━━ Records for the exercise

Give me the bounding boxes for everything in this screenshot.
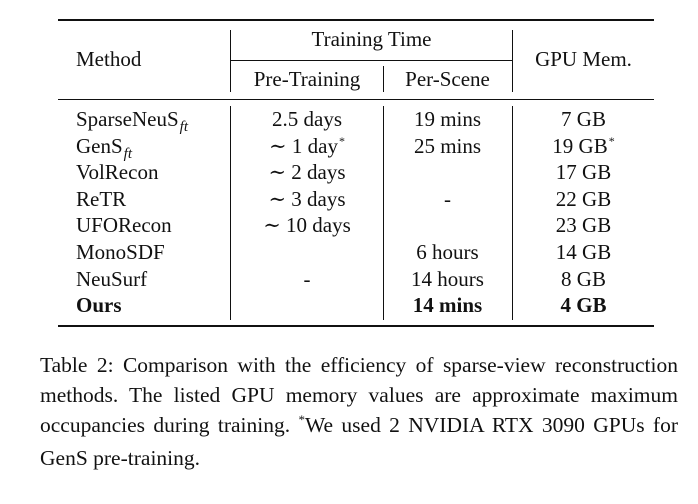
cell-method: MonoSDF	[76, 240, 165, 265]
cell-pre-training: ∼ 3 days	[231, 187, 383, 212]
cell-pre-training: ∼ 2 days	[231, 160, 383, 185]
cell-method: Ours	[76, 293, 122, 318]
cell-gpu-mem-text: 14 GB	[555, 240, 612, 264]
cell-gpu-mem: 14 GB	[513, 240, 654, 265]
cell-pre-training: 2.5 days	[231, 107, 383, 132]
cell-method-text: NeuSurf	[76, 266, 148, 291]
cell-method-text: SparseNeuS	[76, 107, 179, 131]
cell-gpu-mem: 19 GB*	[513, 134, 654, 159]
caption-star: *	[298, 412, 305, 427]
cell-per-scene-text: 14 mins	[412, 293, 483, 318]
cell-pre-training-text: ∼ 2 days	[268, 160, 346, 185]
cell-method: ReTR	[76, 187, 126, 212]
cell-pre-training-text: ∼ 3 days	[268, 186, 346, 211]
cell-gpu-mem-text: 7 GB	[561, 107, 606, 131]
header-training-time: Training Time	[311, 27, 432, 51]
cell-per-scene-text: 6 hours	[416, 240, 479, 264]
cell-per-scene: 14 mins	[383, 293, 512, 318]
cell-gpu-mem-superscript: *	[608, 133, 615, 148]
cell-method: GenSft	[76, 133, 133, 162]
cell-gpu-mem-text: 4 GB	[560, 293, 607, 318]
cell-pre-training-text: -	[303, 266, 311, 291]
cell-gpu-mem: 17 GB	[513, 160, 654, 185]
cell-method: UFORecon	[76, 213, 172, 238]
cell-method: SparseNeuSft	[76, 107, 188, 135]
cell-per-scene-text: 14 hours	[411, 266, 484, 291]
cell-gpu-mem-text: 17 GB	[555, 160, 612, 185]
cell-pre-training-text: ∼ 1 day	[269, 133, 338, 158]
cell-pre-training: -	[231, 267, 383, 292]
cell-per-scene-text: 25 mins	[413, 133, 482, 158]
cell-gpu-mem-text: 19 GB	[552, 133, 608, 158]
cell-method-text: UFORecon	[76, 213, 172, 238]
cell-method-subscript: ft	[123, 145, 133, 162]
table-caption: Table 2: Comparison with the efficiency …	[40, 350, 678, 473]
cell-per-scene: 19 mins	[383, 107, 512, 132]
subheader-rule	[231, 60, 512, 61]
cell-per-scene: -	[383, 187, 512, 212]
header-pre-training: Pre-Training	[253, 67, 361, 91]
cell-gpu-mem: 7 GB	[513, 107, 654, 132]
cell-pre-training-superscript: *	[338, 133, 345, 148]
header-method: Method	[76, 47, 142, 71]
cell-method-text: Ours	[76, 293, 122, 318]
cell-gpu-mem-text: 22 GB	[555, 186, 612, 211]
header-gpu-mem: GPU Mem.	[535, 47, 632, 71]
cell-method: NeuSurf	[76, 267, 147, 292]
cell-per-scene-text: -	[444, 186, 451, 211]
cell-method-subscript: ft	[179, 119, 188, 135]
cell-gpu-mem: 23 GB	[513, 213, 654, 238]
cell-gpu-mem: 4 GB	[513, 293, 654, 318]
cell-method-text: VolRecon	[76, 160, 159, 185]
cell-per-scene: 6 hours	[383, 240, 512, 265]
cell-gpu-mem: 8 GB	[513, 267, 654, 292]
cell-gpu-mem-text: 23 GB	[555, 213, 612, 238]
cell-gpu-mem: 22 GB	[513, 187, 654, 212]
bottom-rule	[58, 325, 654, 327]
cell-pre-training: ∼ 10 days	[231, 213, 383, 238]
cell-method: VolRecon	[76, 160, 158, 185]
cell-pre-training-text: ∼ 10 days	[263, 213, 351, 238]
cell-method-text: ReTR	[76, 186, 127, 211]
cell-gpu-mem-text: 8 GB	[561, 266, 606, 291]
header-rule	[58, 99, 654, 100]
cell-per-scene: 25 mins	[383, 134, 512, 159]
cell-pre-training-text: 2.5 days	[272, 107, 342, 131]
header-per-scene: Per-Scene	[405, 67, 490, 91]
cell-method-text: MonoSDF	[76, 240, 165, 264]
cell-method-text: GenS	[76, 133, 123, 158]
top-rule	[58, 19, 654, 21]
cell-pre-training: ∼ 1 day*	[231, 134, 383, 159]
cell-per-scene-text: 19 mins	[413, 107, 482, 131]
cell-per-scene: 14 hours	[383, 267, 512, 292]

━━━━

_Required task_. Lay out every line of the listing above as a Markdown table with the columns No. and Entry: number the rows, skip blank lines, and leave out the picture.

_Solution_.
| No. | Entry |
|---|---|
| 1 | Give me the bounding boxes for everything in this screenshot. |
| 2 | cell-method: MonoSDF	[76, 240, 165, 265] |
| 3 | cell-pre-training: ∼ 3 days	[231, 187, 383, 212] |
| 4 | cell-pre-training: ∼ 2 days	[231, 160, 383, 185] |
| 5 | cell-method: Ours	[76, 293, 122, 318] |
| 6 | cell-gpu-mem-text: 14 GB	[555, 240, 612, 264] |
| 7 | cell-gpu-mem: 14 GB	[513, 240, 654, 265] |
| 8 | cell-pre-training: 2.5 days	[231, 107, 383, 132] |
| 9 | cell-method-text: NeuSurf	[76, 266, 148, 291] |
| 10 | cell-method-text: SparseNeuS	[76, 107, 179, 131] |
| 11 | cell-gpu-mem: 19 GB*	[513, 134, 654, 159] |
| 12 | caption-star: *	[298, 412, 305, 427] |
| 13 | cell-per-scene-text: 14 mins	[412, 293, 483, 318] |
| 14 | cell-pre-training-text: ∼ 2 days	[268, 160, 346, 185] |
| 15 | cell-method: ReTR	[76, 187, 126, 212] |
| 16 | cell-pre-training-text: ∼ 3 days	[268, 186, 346, 211] |
| 17 | cell-gpu-mem-text: 7 GB	[561, 107, 606, 131] |
| 18 | header-training-time: Training Time	[311, 27, 432, 51] |
| 19 | cell-per-scene-text: 6 hours	[416, 240, 479, 264] |
| 20 | cell-per-scene: 14 mins	[383, 293, 512, 318] |
| 21 | cell-gpu-mem-superscript: *	[608, 133, 615, 148] |
| 22 | cell-method: GenSft	[76, 133, 133, 162] |
| 23 | cell-gpu-mem-text: 4 GB	[560, 293, 607, 318] |
| 24 | cell-pre-training-text: -	[303, 266, 311, 291] |
| 25 | cell-gpu-mem: 17 GB	[513, 160, 654, 185] |
| 26 | cell-method: UFORecon	[76, 213, 172, 238] |
| 27 | cell-method: SparseNeuSft	[76, 107, 188, 135] |
| 28 | cell-per-scene-text: 14 hours	[411, 266, 484, 291] |
| 29 | cell-gpu-mem-text: 17 GB	[555, 160, 612, 185] |
| 30 | cell-pre-training-text: ∼ 1 day	[269, 133, 338, 158] |
| 31 | cell-pre-training: -	[231, 267, 383, 292] |
| 32 | cell-per-scene-text: 25 mins	[413, 133, 482, 158] |
| 33 | cell-gpu-mem-text: 19 GB	[552, 133, 608, 158] |
| 34 | cell-method-text: UFORecon	[76, 213, 172, 238] |
| 35 | cell-method-subscript: ft	[123, 145, 133, 162] |
| 36 | table-caption: Table 2: Comparison with the efficiency …	[40, 350, 678, 473] |
| 37 | cell-per-scene: 19 mins	[383, 107, 512, 132] |
| 38 | subheader-rule	[231, 60, 512, 61] |
| 39 | cell-per-scene: -	[383, 187, 512, 212] |
| 40 | header-pre-training: Pre-Training	[253, 67, 361, 91] |
| 41 | cell-gpu-mem: 7 GB	[513, 107, 654, 132] |
| 42 | cell-pre-training-superscript: *	[338, 133, 345, 148] |
| 43 | header-method: Method	[76, 47, 142, 71] |
| 44 | cell-method-text: Ours	[76, 293, 122, 318] |
| 45 | cell-gpu-mem-text: 22 GB	[555, 186, 612, 211] |
| 46 | header-gpu-mem: GPU Mem.	[535, 47, 632, 71] |
| 47 | cell-method: NeuSurf	[76, 267, 147, 292] |
| 48 | cell-per-scene-text: -	[444, 186, 451, 211] |
| 49 | cell-method-subscript: ft	[179, 119, 188, 135] |
| 50 | cell-gpu-mem: 23 GB	[513, 213, 654, 238] |
| 51 | cell-gpu-mem: 4 GB	[513, 293, 654, 318] |
| 52 | cell-method-text: VolRecon	[76, 160, 159, 185] |
| 53 | cell-per-scene: 6 hours	[383, 240, 512, 265] |
| 54 | cell-gpu-mem: 8 GB	[513, 267, 654, 292] |
| 55 | cell-gpu-mem-text: 23 GB	[555, 213, 612, 238] |
| 56 | cell-gpu-mem: 22 GB	[513, 187, 654, 212] |
| 57 | bottom-rule	[58, 325, 654, 327] |
| 58 | cell-pre-training: ∼ 10 days	[231, 213, 383, 238] |
| 59 | cell-method: VolRecon	[76, 160, 158, 185] |
| 60 | cell-pre-training-text: ∼ 10 days	[263, 213, 351, 238] |
| 61 | cell-method-text: ReTR	[76, 186, 127, 211] |
| 62 | cell-gpu-mem-text: 8 GB	[561, 266, 606, 291] |
| 63 | header-rule	[58, 99, 654, 100] |
| 64 | cell-per-scene: 25 mins	[383, 134, 512, 159] |
| 65 | cell-pre-training-text: 2.5 days	[272, 107, 342, 131] |
| 66 | header-per-scene: Per-Scene	[405, 67, 490, 91] |
| 67 | cell-method-text: MonoSDF	[76, 240, 165, 264] |
| 68 | cell-method-text: GenS	[76, 133, 123, 158] |
| 69 | top-rule	[58, 19, 654, 21] |
| 70 | cell-pre-training: ∼ 1 day*	[231, 134, 383, 159] |
| 71 | cell-per-scene-text: 19 mins	[413, 107, 482, 131] |
| 72 | cell-per-scene: 14 hours	[383, 267, 512, 292] |